= The task =
Some lines in the records below may hold the word "werden"; give the number of those lines and nothing else.

++++++++++++++++++++

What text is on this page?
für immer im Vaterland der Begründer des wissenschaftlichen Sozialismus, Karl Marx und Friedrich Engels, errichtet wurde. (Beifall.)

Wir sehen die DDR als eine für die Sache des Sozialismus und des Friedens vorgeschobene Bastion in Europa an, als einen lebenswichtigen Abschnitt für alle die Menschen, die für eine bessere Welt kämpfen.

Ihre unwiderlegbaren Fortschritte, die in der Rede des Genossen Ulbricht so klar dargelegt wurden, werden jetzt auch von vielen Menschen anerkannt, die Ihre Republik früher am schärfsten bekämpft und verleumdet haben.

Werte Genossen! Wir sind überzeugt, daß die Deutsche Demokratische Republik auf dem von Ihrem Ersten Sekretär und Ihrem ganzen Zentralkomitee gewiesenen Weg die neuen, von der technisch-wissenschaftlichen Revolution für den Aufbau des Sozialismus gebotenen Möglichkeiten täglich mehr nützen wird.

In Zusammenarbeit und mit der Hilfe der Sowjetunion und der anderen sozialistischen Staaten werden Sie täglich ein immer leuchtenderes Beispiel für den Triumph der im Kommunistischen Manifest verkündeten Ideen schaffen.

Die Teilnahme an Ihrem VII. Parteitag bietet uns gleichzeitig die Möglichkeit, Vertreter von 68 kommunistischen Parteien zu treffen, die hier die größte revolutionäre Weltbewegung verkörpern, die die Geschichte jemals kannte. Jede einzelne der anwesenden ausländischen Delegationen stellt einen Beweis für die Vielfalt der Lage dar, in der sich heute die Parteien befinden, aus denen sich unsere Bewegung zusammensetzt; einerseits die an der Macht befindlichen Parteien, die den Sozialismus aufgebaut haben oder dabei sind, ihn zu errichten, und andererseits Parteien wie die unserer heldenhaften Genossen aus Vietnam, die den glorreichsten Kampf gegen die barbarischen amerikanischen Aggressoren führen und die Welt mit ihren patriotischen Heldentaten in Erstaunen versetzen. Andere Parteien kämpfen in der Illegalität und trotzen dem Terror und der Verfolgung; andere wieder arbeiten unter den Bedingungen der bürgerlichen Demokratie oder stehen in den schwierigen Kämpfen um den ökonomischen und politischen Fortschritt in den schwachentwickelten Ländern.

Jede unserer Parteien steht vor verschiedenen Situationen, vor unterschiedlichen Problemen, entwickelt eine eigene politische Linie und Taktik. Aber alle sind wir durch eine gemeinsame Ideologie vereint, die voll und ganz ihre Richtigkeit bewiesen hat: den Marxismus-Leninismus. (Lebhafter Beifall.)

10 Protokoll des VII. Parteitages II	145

++++++++++++++++++++

= Result of this exercise =
2